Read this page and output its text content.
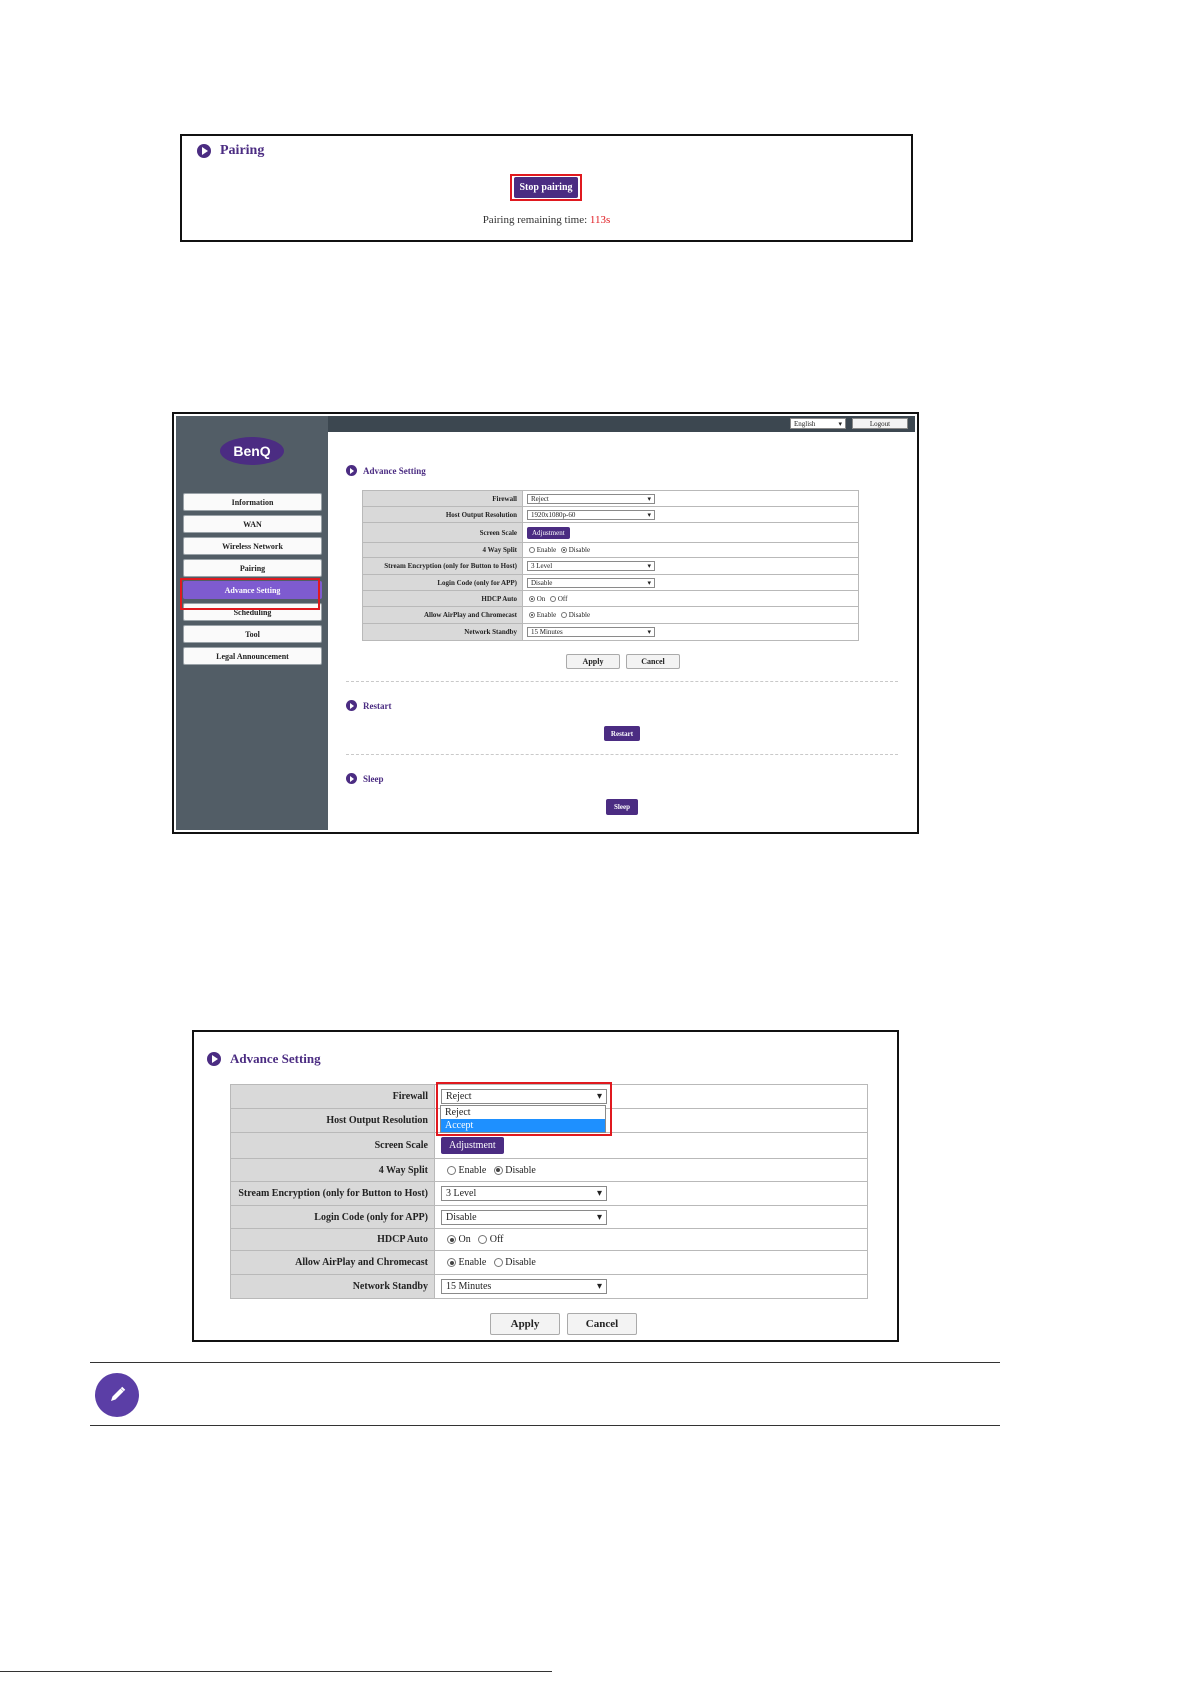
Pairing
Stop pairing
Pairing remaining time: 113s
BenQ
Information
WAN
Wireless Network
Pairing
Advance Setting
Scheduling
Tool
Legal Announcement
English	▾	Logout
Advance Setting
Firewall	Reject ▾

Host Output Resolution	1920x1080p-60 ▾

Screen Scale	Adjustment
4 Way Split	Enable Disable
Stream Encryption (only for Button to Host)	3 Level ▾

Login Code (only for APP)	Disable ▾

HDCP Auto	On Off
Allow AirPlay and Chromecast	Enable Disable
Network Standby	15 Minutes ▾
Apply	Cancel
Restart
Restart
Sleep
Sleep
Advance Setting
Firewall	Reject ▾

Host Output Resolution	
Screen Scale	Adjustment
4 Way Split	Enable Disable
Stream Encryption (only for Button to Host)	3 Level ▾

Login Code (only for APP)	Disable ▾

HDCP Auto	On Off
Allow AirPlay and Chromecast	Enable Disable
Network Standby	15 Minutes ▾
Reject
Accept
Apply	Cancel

+ + +

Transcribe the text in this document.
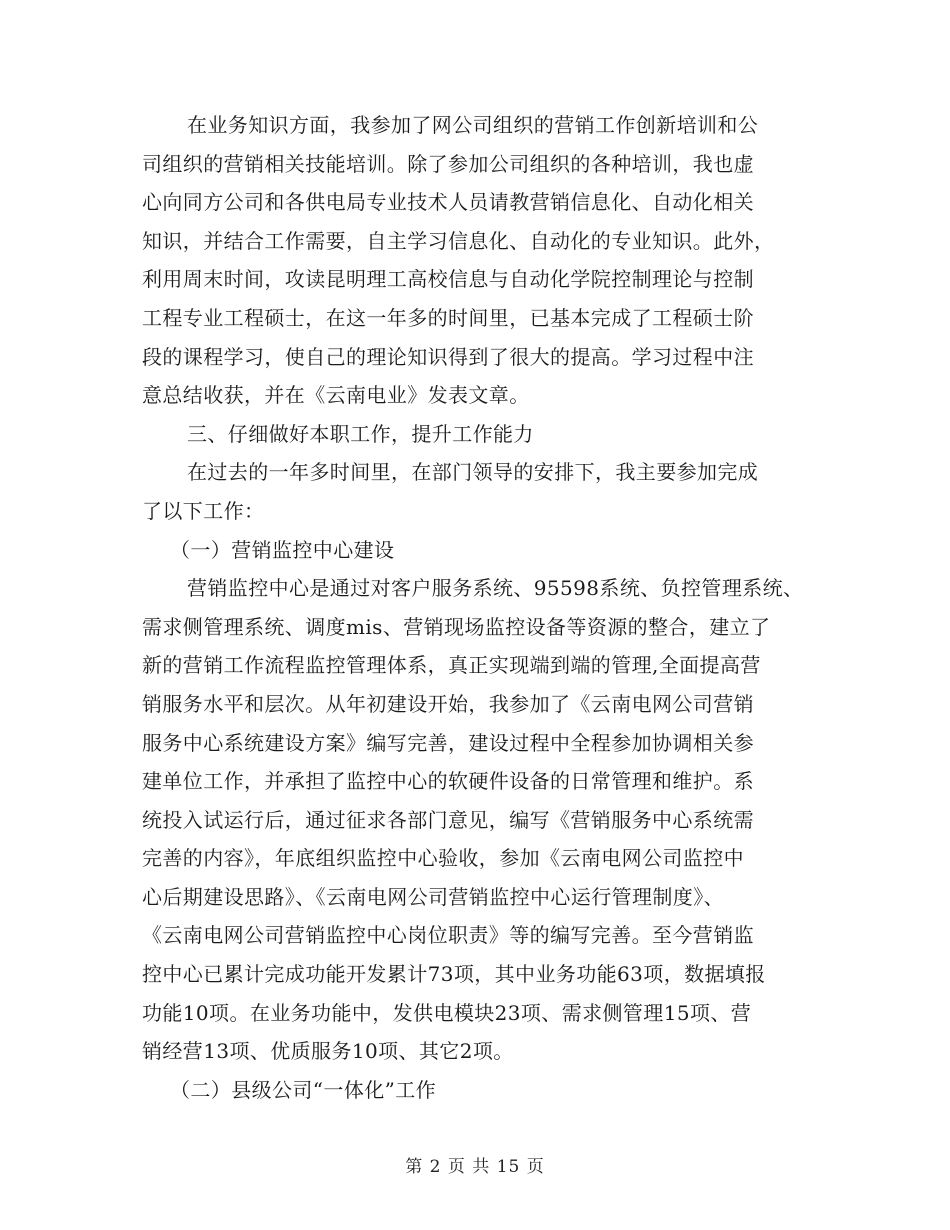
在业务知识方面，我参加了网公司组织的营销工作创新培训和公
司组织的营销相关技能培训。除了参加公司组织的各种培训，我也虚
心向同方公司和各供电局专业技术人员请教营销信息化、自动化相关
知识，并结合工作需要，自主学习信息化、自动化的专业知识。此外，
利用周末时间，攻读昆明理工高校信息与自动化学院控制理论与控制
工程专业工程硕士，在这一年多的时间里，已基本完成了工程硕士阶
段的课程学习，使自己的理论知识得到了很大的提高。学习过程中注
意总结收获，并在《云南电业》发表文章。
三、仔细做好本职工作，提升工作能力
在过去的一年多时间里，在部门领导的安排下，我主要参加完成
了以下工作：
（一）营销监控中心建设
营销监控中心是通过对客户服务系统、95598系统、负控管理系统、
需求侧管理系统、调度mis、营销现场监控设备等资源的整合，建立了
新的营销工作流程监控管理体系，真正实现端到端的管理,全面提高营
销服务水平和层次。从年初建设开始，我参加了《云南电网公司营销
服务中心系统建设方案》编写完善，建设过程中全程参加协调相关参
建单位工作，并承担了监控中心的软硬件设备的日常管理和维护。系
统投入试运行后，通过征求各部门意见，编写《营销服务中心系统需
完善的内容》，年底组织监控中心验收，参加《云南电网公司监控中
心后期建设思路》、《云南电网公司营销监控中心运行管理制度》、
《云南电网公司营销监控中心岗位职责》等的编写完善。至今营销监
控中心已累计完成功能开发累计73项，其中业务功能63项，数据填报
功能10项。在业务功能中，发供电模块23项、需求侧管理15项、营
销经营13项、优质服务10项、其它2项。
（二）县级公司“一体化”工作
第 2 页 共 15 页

+ + +

### WHAT NEEDS TO BE DONE
Scan the material and collect every line that contains "text".

### ANSWER FOR THIS EXERCISE
Read this page and output its text content.
Transcribe the text in this document.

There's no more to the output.